Selection:
--- START ---
President Trump announced a brilliant plan this month to tackle left-wing indoctrination in our schools. Dubbed the “1776 Commission,” the plan would promote patriotic education and counter the New York Times’ pernicious “1619 Project” and other woke curricula that teaches American kids to hate their country.

“Our mission is to defend the legacy of America’s founding, the virtue of America’s heroes, and the nobility of the American character,” Trump said in his announcement speech. “We must clear away the twisted web of lies in our schools and classrooms, and teach our children the magnificent truth about our country. We want our sons and daughters to know that they are the citizens of the most exceptional nation in the history of the world.

“American parents,” the president added, “are not going to accept indoctrination in our schools, cancel culture at our work, or the repression of traditional faith, culture, and values in the public square.”

The news was greeted with the expected derision and outrage from the Left. Liberals don’t want their education plans challenged or disrupted. They want to teach kids that America was founded on white supremacy and the only redemption for her lies in the eradication of the bad old America. It’s no surprise the 1776 Commission is not popular with them.

Trump’s plan also drew criticism, however, from some conservatives and many libertarians. 

A few conservatives and libertarians see “patriotic education” to be just as bad as woke education. Kids aren’t supposed to learn to love or hate their country—they’re only supposed to learn “critical thinking.” 

Other right-leaning critics are outraged that the federal government would dare to influence curriculum. 

“The federal government shouldn’t dictate what local schools across the country teach—and in the past, conservatives have rightly denounced the idea that it should,” writes Reason senior editor Elizabeth Nolan Brown. She says Trump’s plan “sounds like the sort of propaganda we’ve come to expect from authoritarian regimes.” Brown argues the only solution to woke indoctrination is school choice. 

These arguments are silly and rely on false assumptions. Education, no matter how much we wish it to be so, will not be totally neutral or objective. Teachers will color their lessons with their own biases and views. The Quillette crowd assumes education should be completely bereft of opinions. They imagine American history classes as a long recitation of facts with little analysis. These facts aren’t supposed to engender feelings of pride or disgust—they’re just things you learn. The point of education is to apparently create “free thinking” individualists who really like Bari Weiss and Jordan Peterson. Turning American children into insufferable centrists who can’t stop talking about facts and logic is neither feasible nor desirable.
--- END ---
To be done: Reproduce the passage about the 1776 Commission word for word, starting at "The news was" and ending at "and many libertarians.". Draw only on the passage about the 1776 Commission.

Material provided:
--- START ---
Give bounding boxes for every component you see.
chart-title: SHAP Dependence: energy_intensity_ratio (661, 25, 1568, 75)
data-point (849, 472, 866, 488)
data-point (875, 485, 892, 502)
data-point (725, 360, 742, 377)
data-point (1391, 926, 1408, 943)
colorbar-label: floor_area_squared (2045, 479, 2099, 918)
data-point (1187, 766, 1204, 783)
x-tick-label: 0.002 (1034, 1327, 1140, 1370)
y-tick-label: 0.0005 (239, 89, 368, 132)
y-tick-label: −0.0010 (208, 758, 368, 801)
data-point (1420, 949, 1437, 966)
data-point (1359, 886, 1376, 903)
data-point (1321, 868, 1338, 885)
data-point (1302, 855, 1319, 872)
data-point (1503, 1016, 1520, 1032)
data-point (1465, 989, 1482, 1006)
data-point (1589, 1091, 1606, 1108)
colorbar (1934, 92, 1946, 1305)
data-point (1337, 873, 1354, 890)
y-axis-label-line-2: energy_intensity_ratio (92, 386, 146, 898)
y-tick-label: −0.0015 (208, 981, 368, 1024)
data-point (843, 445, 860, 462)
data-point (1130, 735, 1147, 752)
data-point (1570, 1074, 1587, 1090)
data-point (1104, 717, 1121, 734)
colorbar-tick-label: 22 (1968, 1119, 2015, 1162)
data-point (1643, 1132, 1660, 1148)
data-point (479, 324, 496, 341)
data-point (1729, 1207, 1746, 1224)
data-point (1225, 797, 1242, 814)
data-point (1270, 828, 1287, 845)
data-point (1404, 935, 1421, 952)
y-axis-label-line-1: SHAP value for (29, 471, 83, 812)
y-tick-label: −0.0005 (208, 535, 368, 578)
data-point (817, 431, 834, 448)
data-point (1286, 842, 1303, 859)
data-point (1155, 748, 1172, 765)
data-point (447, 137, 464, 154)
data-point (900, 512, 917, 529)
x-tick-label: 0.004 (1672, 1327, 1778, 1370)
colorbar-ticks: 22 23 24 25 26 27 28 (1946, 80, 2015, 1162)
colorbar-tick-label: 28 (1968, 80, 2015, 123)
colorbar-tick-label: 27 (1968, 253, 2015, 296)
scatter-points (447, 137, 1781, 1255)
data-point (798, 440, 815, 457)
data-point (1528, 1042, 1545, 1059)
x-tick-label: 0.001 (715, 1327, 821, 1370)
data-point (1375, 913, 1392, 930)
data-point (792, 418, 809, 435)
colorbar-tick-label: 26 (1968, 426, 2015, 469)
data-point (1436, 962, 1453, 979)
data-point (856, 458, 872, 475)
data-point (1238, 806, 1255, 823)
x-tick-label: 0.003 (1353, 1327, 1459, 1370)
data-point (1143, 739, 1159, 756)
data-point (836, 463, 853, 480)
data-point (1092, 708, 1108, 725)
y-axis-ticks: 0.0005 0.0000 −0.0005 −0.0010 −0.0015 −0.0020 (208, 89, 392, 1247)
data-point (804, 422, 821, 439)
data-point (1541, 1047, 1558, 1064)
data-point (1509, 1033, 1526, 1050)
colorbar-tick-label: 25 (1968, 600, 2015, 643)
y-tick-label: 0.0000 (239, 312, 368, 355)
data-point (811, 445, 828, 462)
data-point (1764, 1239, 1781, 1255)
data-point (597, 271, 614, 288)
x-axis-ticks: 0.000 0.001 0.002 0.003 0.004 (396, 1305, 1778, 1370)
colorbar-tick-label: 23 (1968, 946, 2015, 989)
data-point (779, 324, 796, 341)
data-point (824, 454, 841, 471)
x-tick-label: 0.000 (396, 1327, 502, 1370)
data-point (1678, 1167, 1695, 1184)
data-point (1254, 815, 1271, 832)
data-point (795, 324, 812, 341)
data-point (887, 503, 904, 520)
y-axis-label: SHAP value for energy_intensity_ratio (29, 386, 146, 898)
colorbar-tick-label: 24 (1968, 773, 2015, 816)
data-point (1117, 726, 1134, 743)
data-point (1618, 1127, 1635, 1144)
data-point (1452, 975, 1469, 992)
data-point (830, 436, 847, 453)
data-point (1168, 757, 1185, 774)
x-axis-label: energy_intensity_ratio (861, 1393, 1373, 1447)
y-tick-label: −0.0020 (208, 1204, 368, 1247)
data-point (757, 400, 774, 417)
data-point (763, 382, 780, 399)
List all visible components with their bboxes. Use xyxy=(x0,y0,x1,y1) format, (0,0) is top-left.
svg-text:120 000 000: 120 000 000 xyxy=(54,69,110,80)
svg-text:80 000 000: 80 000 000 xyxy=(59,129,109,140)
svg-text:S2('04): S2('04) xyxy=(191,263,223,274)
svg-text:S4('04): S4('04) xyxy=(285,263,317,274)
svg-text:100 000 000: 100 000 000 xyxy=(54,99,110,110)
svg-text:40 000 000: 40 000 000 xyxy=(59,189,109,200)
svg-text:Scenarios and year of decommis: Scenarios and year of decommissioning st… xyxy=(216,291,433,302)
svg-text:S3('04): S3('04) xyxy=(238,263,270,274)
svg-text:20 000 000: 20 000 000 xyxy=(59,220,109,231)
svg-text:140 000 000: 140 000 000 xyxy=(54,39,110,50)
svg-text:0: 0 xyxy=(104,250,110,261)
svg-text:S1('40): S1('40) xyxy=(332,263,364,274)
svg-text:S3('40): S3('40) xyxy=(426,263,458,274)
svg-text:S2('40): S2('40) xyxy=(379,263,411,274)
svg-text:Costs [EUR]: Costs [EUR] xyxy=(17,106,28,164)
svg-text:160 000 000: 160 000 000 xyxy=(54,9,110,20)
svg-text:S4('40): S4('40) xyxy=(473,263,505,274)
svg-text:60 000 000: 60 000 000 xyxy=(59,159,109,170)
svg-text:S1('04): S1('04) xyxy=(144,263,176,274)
--- END ---
Reply to the exercise:
The news was greeted with the expected derision and outrage from the Left. Liberals don’t want their education plans challenged or disrupted. They want to teach kids that America was founded on white supremacy and the only redemption for her lies in the eradication of the bad old America. It’s no surprise the 1776 Commission is not popular with them.

Trump’s plan also drew criticism, however, from some conservatives and many libertarians.